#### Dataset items
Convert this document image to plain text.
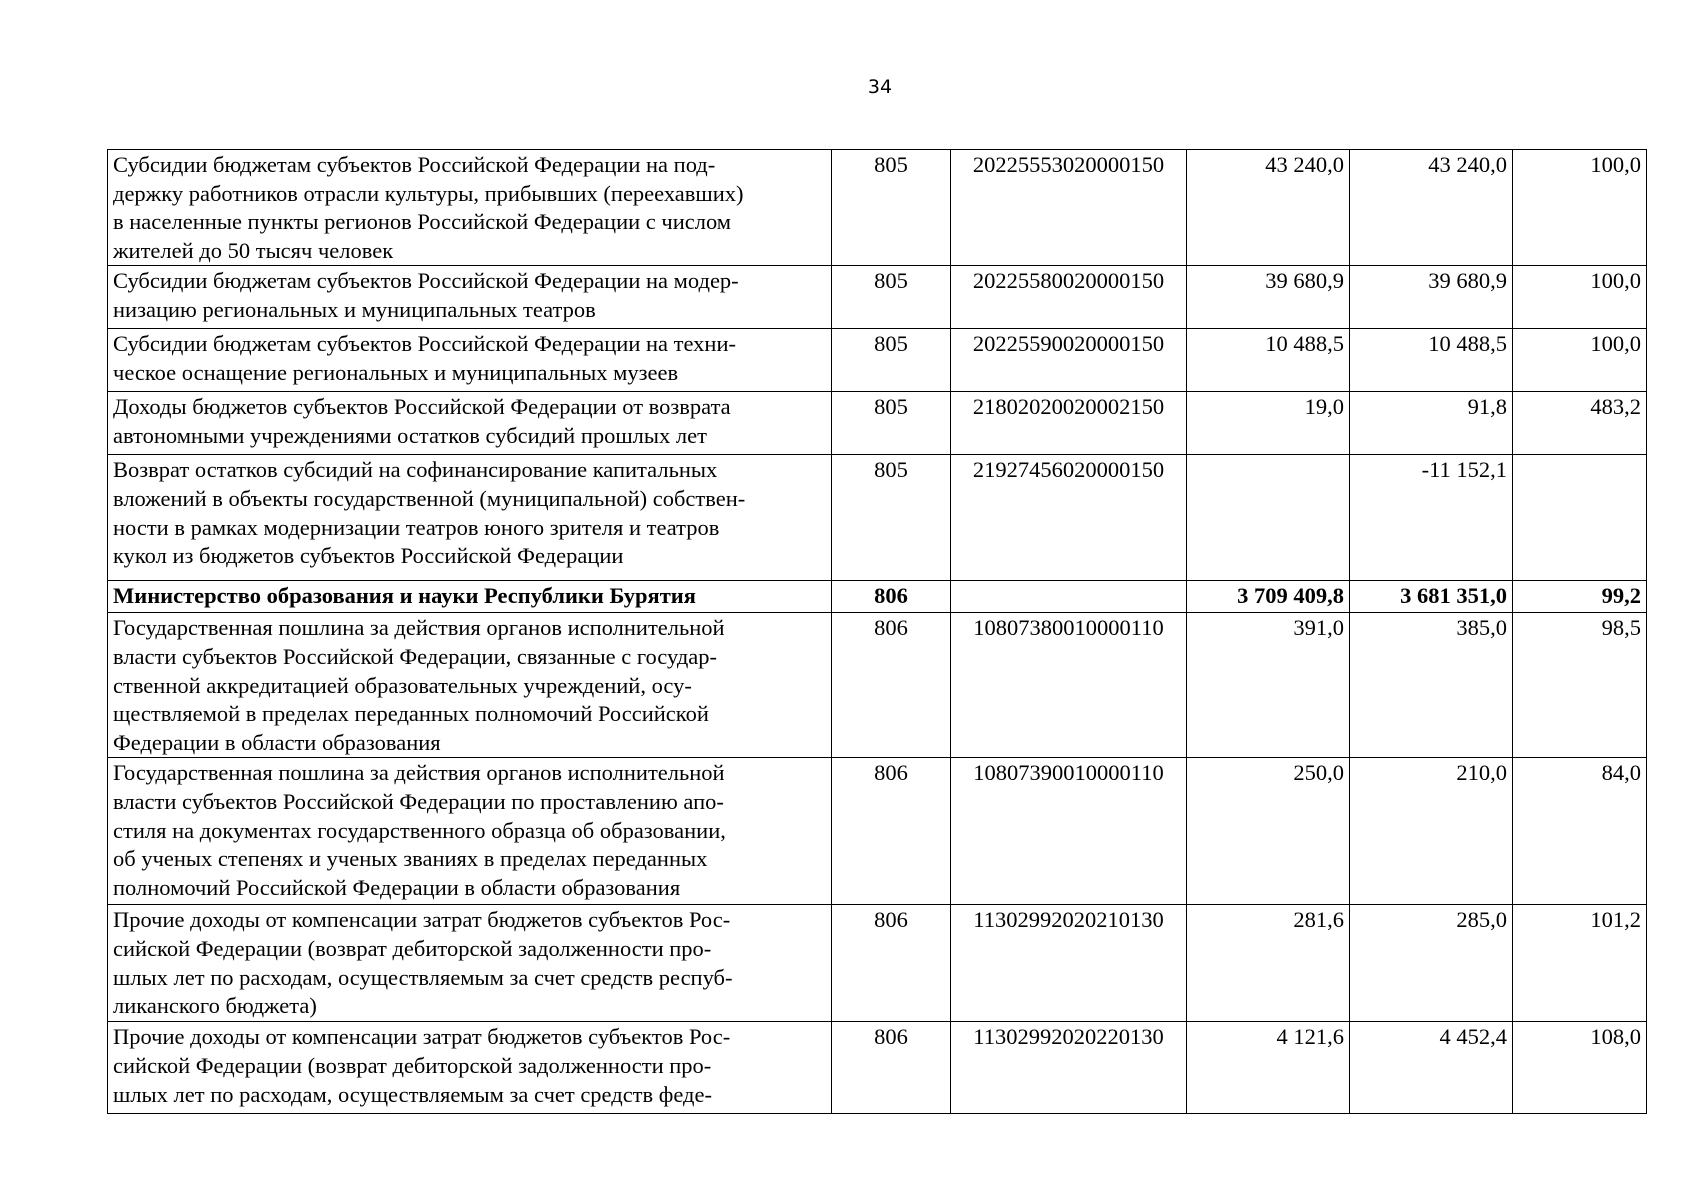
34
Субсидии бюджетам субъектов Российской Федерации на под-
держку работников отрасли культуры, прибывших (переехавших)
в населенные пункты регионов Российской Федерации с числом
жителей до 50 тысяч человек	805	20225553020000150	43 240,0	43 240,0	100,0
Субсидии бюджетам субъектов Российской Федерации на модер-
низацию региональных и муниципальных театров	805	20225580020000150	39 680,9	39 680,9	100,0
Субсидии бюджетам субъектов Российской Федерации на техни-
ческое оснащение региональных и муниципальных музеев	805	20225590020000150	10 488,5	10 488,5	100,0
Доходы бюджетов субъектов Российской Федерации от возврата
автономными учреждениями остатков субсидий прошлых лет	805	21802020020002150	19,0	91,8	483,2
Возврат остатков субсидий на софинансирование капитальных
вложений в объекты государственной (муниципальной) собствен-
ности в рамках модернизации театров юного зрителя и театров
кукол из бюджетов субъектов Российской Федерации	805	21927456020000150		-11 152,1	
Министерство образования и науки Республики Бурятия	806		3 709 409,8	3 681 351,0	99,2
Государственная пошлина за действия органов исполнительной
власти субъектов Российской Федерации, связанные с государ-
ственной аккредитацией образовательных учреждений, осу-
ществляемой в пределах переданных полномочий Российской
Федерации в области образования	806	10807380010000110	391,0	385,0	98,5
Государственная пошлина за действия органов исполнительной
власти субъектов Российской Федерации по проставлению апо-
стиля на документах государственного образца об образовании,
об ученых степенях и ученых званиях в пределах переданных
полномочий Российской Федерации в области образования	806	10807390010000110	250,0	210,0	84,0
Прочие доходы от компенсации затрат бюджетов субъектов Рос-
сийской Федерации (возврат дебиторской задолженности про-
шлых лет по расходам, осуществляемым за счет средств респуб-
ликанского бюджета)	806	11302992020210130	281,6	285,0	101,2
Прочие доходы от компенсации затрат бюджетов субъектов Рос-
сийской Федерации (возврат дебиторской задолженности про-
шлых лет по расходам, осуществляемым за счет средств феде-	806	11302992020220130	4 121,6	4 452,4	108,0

#### Given problem
Copy all the data exactly as written, but skip any picture.

#### Task output
Convert this document image to plain text.
34
Субсидии бюджетам субъектов Российской Федерации на под-
держку работников отрасли культуры, прибывших (переехавших)
в населенные пункты регионов Российской Федерации с числом
жителей до 50 тысяч человек	805	20225553020000150	43 240,0	43 240,0	100,0
Субсидии бюджетам субъектов Российской Федерации на модер-
низацию региональных и муниципальных театров	805	20225580020000150	39 680,9	39 680,9	100,0
Субсидии бюджетам субъектов Российской Федерации на техни-
ческое оснащение региональных и муниципальных музеев	805	20225590020000150	10 488,5	10 488,5	100,0
Доходы бюджетов субъектов Российской Федерации от возврата
автономными учреждениями остатков субсидий прошлых лет	805	21802020020002150	19,0	91,8	483,2
Возврат остатков субсидий на софинансирование капитальных
вложений в объекты государственной (муниципальной) собствен-
ности в рамках модернизации театров юного зрителя и театров
кукол из бюджетов субъектов Российской Федерации	805	21927456020000150		-11 152,1	
Министерство образования и науки Республики Бурятия	806		3 709 409,8	3 681 351,0	99,2
Государственная пошлина за действия органов исполнительной
власти субъектов Российской Федерации, связанные с государ-
ственной аккредитацией образовательных учреждений, осу-
ществляемой в пределах переданных полномочий Российской
Федерации в области образования	806	10807380010000110	391,0	385,0	98,5
Государственная пошлина за действия органов исполнительной
власти субъектов Российской Федерации по проставлению апо-
стиля на документах государственного образца об образовании,
об ученых степенях и ученых званиях в пределах переданных
полномочий Российской Федерации в области образования	806	10807390010000110	250,0	210,0	84,0
Прочие доходы от компенсации затрат бюджетов субъектов Рос-
сийской Федерации (возврат дебиторской задолженности про-
шлых лет по расходам, осуществляемым за счет средств респуб-
ликанского бюджета)	806	11302992020210130	281,6	285,0	101,2
Прочие доходы от компенсации затрат бюджетов субъектов Рос-
сийской Федерации (возврат дебиторской задолженности про-
шлых лет по расходам, осуществляемым за счет средств феде-	806	11302992020220130	4 121,6	4 452,4	108,0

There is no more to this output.